Enrique Bethencourt (Galde 08, otoño). Tras ver el título, ‘La corrupción no es el problema’, seguro que unos cuantos habrán afilado los cuchillos o cargado las escopetas; los admiradores de Javier Krahe tal vez preparen leña para alimentar la hoguera. A quién se le ocurre decir eso, que la corrupción no es el problema, cuando nos levantamos una semana sí y otra también con nuevos escándalos, cuando crece el número de imputados y detenidos, cuando las vinculaciones entre algunos empresarios y algunos responsables públicos han servido para la financiación irregular de partidos o para el lucro personal de vividores para los que nunca era suficiente el dinero mangado.
Ruego pospongan mi ejecución unos minutos, al menos hasta terminar de leer este breve texto. Agradecido quedo.
La corrupción y el fraude aparecen en el último CIS, el de octubre, el de la confirmación del tripartidismo, como uno de los principales problemas. Las citan el 16,4%, en segundo lugar tras el paro (52,5%), y por delante de los problemas de índole económico (9,5%) y la política (8,7%).
Cierto es que la cosa cambia algo cuando se pregunta por los problemas que afectan personalmente a los encuestados. Entonces, el paro sigue percibiéndose como la circunstancia de mayor gravedad (36,7%), pero a continuación se sitúan los problemas de índole económico y la corrupción retrocede hasta un 5,4%, ligeramente por delante de la calidad del empleo (4,7%).
En los últimos años, y especialmente en los últimos meses, han aflorado numerosos casos que han afectado a partidos e instituciones. Desde los sobresueldos del PP a los EREs andaluces del PSOE, pasando por los escándalos que afectan a la Casa Real, las tarjetas black de Caja Madrid-Bankia, la confesión de Pujol o, en fin, la operación púnica de Granados y cía. A lo que se añaden estos días los amorosos viajes a Canarias de algunos cargos del PP, mezclando actividad privada con dinero de todos.
Orgía
Empresarios y políticos mezclados en una orgía de dinero que resulta siempre obscena, pero que produce más rabia, se aprecia en los estudios sociológicos, cuando se hace en esta etapa de retroceso económico y social, de empobrecimiento y precarización de una parte significativa de la sociedad. Unos pocos robando a mansalva y muchos en las colas de Cáritas.
Una sociedad, por cierto, que no reacciona igual frente a semejantes atropellos. En numerosas ocasiones hemos visto como grupos bien numerosos de gente jaleaban a los implicados en procesos delictivos en un ayuntamiento, recibiéndoles como héroes a la salida del juzgado o de la cárcel. Como estos días existen personas que justifican y muestran su apoyo a la Pantoja por mucho dinero que haya blanqueado o defraudado a Hacienda.
Agradezco que todavía no me hayan ajusticiado. Pese a lo dicho anteriormente me ratifico en el título, aún a riesgo de que formen el pelotón de fusilamiento ya. La corrupción no es el problema. Es, sin duda, un grave problema, uno de los grandes problemas, que arrasa con los valores éticos y convierte a la sociedad en un lugar propicio para golfos, tramposos y amorales; que detrae recursos de las administraciones públicas y beneficia injustamente a unas empresas frente a otras; que enriquece a individuos sin escrúpulos dispuestos a todo para engordar su patrimonio personal.

• [Ejercicio propuesto 1]:
Según el texto sobre la corrupción, ¿qué porcentaje de encuestados menciona la corrupción y el fraude entre los principales problemas en el CIS de octubre?

• [Registros proporcionados]:
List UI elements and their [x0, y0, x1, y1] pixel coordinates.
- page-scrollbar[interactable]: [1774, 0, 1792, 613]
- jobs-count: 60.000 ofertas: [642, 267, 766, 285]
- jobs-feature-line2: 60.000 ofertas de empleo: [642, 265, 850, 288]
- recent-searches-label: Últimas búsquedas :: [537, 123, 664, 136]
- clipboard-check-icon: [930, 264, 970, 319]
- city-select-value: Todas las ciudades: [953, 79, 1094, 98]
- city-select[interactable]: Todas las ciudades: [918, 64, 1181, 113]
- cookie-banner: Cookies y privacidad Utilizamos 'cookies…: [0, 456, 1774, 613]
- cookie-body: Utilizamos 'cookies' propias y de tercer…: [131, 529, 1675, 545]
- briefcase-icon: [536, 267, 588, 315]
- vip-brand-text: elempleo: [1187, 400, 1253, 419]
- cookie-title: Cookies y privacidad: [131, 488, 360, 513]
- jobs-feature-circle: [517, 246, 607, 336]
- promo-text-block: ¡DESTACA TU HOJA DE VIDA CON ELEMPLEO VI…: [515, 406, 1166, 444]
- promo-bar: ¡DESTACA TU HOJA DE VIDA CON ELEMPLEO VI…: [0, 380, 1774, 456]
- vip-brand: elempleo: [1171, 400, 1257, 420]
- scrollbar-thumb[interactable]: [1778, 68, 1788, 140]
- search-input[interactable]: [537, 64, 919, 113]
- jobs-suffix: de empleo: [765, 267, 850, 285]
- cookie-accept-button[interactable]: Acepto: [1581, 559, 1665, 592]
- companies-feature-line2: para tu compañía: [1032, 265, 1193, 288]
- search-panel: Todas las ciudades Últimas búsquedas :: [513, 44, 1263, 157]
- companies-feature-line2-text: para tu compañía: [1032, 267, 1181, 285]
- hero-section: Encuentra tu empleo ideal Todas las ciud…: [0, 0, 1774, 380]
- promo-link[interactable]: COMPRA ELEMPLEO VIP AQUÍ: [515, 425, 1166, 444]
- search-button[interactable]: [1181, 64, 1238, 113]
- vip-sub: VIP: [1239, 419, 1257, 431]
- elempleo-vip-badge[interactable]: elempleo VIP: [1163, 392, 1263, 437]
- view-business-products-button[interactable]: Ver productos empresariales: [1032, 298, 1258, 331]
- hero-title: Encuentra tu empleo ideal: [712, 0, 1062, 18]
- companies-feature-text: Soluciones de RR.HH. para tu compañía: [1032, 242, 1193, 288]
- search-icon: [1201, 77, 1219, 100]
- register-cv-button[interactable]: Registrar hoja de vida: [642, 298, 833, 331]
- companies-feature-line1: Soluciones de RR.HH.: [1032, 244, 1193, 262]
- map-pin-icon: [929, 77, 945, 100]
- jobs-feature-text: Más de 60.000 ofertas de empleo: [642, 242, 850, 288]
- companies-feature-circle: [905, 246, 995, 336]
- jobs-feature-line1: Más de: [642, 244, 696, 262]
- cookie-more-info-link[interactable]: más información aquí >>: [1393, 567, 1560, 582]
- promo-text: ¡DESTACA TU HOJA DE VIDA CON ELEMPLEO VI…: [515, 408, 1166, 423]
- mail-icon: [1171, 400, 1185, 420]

• [Ejercicio propuesto 2]:
Actualiza los registros desde su comienzo hasta la línea que contiene "- promo-text-block: ¡DESTACA", incluida, cambiando "Cookies y privacidad" por "Privacidad y cookies" y sin tocar nada más. Devuelve solo esas líneas.

• [Resultado correcto 1]:
El 16,4%.

• [Resultado correcto 2]:
List UI elements and their [x0, y0, x1, y1] pixel coordinates.
- page-scrollbar[interactable]: [1774, 0, 1792, 613]
- jobs-count: 60.000 ofertas: [642, 267, 766, 285]
- jobs-feature-line2: 60.000 ofertas de empleo: [642, 265, 850, 288]
- recent-searches-label: Últimas búsquedas :: [537, 123, 664, 136]
- clipboard-check-icon: [930, 264, 970, 319]
- city-select-value: Todas las ciudades: [953, 79, 1094, 98]
- city-select[interactable]: Todas las ciudades: [918, 64, 1181, 113]
- cookie-banner: Privacidad y cookies Utilizamos 'cookies…: [0, 456, 1774, 613]
- cookie-body: Utilizamos 'cookies' propias y de tercer…: [131, 529, 1675, 545]
- briefcase-icon: [536, 267, 588, 315]
- vip-brand-text: elempleo: [1187, 400, 1253, 419]
- cookie-title: Privacidad y cookies: [131, 488, 360, 513]
- jobs-feature-circle: [517, 246, 607, 336]
- promo-text-block: ¡DESTACA TU HOJA DE VIDA CON ELEMPLEO VI…: [515, 406, 1166, 444]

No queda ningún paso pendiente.